--- Begin ---

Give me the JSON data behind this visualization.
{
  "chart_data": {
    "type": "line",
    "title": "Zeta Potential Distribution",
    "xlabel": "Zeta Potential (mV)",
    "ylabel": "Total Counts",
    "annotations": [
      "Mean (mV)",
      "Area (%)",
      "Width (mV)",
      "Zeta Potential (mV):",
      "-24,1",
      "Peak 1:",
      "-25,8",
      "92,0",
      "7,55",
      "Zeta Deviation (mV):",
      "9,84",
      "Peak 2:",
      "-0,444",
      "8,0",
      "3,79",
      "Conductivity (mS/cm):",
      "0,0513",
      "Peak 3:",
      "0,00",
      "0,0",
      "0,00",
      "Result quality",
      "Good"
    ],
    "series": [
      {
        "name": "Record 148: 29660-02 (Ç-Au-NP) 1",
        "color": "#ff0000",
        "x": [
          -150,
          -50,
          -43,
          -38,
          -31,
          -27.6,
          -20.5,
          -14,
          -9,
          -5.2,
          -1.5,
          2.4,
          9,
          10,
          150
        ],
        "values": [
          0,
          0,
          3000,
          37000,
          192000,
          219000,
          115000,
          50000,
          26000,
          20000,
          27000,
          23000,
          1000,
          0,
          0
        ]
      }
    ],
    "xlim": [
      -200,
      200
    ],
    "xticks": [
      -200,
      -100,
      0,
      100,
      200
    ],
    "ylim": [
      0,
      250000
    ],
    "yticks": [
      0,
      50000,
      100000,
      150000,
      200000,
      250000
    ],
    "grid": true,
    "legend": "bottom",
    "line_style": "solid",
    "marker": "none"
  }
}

--- End ---

*GIVEN REQUEST*.
Find the lines containing "Potential" and list every one of them.

*COMPLETE ANSWER*.
    "title": "Zeta Potential Distribution",
    "xlabel": "Zeta Potential (mV)",
      "Zeta Potential (mV):",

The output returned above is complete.